__REQUIREMENT A__. In the entries, from their first line through the line that contains "legend-color-bar <box>383 243 1538 260</box>", inclusive, replace "Localize" with "Locate" and leave everything else unchanged. Give back only those lines.

__EXCERPTED PASSAGE__.
------------------------------

KYC: the layer that reshaped finance

  • Before 1989, global finance had no shared identity standard. The gap made it hard to trace drug money and illicit funds.
  • After the 1989 founding of FATF, KYC became mandatory in finance and blocked illicit funds at the entry point.

No agent identity, system slides backward

  • AI agents execute contracts, payments, and trades without human involvement, but there is no way to verify who they are.
  • In A2A environments, accountability becomes unclear, raising dispute risk and exposing users to laundering and other fraud patterns.

The role and response of KYA (Know Your Agent)

  • KYA (Know Your Agent) is the trust layer that pre-verifies an agent’s origin, permissions, and accountability.
  • Unverified agents create three simultaneous risks: unauthorized transactions, fraud, and accountability gaps.

KYA needs for every layer

  • Inside central platforms, user KYC and the platform’s accountability guarantee are enough. Outside the platform, in interoperable settings, KYA becomes essential to verify the agent’s specific actions and safety.
  • Inside one country (within the platform), an ID card (KYC) is enough to move freely. The moment one crosses a border (outside the platform), the environment changes, and an entry screening (KYA) of purpose and trust is required.

ERC-8004: agent identity on NFT

  • ERC-8004 adds an identity layer on ERC-721. Each agent gets a minted NFT as unique ID.
  • It also adds three on-chain registries (Identity·Reputation·Validation), serving as ID, reputation board, validation record.

------------------------------

__DATA TO PROCESS__.
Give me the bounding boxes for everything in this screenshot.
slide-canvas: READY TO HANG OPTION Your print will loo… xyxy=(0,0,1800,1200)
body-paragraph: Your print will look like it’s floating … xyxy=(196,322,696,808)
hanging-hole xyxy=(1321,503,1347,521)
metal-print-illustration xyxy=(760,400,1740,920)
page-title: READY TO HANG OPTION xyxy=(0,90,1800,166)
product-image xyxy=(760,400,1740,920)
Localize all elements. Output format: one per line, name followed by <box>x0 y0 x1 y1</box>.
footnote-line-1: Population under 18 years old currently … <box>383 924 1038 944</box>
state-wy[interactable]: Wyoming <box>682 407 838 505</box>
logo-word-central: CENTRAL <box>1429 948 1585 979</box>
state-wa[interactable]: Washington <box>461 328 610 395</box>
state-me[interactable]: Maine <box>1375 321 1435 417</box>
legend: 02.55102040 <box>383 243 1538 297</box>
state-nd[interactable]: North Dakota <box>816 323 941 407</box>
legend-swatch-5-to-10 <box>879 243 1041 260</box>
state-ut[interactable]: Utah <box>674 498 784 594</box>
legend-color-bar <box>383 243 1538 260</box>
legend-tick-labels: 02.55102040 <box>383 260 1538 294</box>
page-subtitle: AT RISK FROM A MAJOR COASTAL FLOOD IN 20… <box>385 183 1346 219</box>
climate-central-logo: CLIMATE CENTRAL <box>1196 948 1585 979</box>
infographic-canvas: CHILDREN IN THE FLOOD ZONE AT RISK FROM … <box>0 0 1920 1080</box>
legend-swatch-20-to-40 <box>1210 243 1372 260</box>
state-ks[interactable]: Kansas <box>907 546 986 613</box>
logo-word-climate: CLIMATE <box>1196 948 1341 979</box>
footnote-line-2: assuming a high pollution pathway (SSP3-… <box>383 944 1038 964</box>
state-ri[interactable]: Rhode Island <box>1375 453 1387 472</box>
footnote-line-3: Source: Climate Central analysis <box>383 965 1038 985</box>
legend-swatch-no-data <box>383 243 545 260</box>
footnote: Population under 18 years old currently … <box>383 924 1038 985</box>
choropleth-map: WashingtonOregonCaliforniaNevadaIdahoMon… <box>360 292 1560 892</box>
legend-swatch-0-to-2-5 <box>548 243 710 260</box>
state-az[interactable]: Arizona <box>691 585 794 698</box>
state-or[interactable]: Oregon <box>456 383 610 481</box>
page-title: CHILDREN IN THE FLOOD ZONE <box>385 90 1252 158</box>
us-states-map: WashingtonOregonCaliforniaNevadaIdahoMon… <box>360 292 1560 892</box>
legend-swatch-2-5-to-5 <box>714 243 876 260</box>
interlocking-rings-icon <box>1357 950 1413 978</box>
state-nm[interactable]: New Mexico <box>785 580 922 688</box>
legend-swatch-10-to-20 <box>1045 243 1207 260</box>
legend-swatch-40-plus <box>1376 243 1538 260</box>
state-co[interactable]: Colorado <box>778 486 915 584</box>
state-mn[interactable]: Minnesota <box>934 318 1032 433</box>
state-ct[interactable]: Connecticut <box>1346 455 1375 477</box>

------------------------------

__REQUIREMENT B__. What three on-chain registries does ERC-8004 add, according to the passage on agent identity?

__FULL ANSWER A__.
Give me the bounding boxes for everything in this screenshot.
slide-canvas: READY TO HANG OPTION Your print will loo… xyxy=(0,0,1800,1200)
body-paragraph: Your print will look like it’s floating … xyxy=(196,322,696,808)
hanging-hole xyxy=(1321,503,1347,521)
metal-print-illustration xyxy=(760,400,1740,920)
page-title: READY TO HANG OPTION xyxy=(0,90,1800,166)
product-image xyxy=(760,400,1740,920)
Locate all elements. Output format: one per line, name followed by <box>x0 y0 x1 y1</box>.
footnote-line-1: Population under 18 years old currently … <box>383 924 1038 944</box>
state-wy[interactable]: Wyoming <box>682 407 838 505</box>
logo-word-central: CENTRAL <box>1429 948 1585 979</box>
state-wa[interactable]: Washington <box>461 328 610 395</box>
state-me[interactable]: Maine <box>1375 321 1435 417</box>
legend: 02.55102040 <box>383 243 1538 297</box>
state-nd[interactable]: North Dakota <box>816 323 941 407</box>
legend-swatch-5-to-10 <box>879 243 1041 260</box>
state-ut[interactable]: Utah <box>674 498 784 594</box>
legend-color-bar <box>383 243 1538 260</box>

__FULL ANSWER B__. Identity, Reputation, and Validation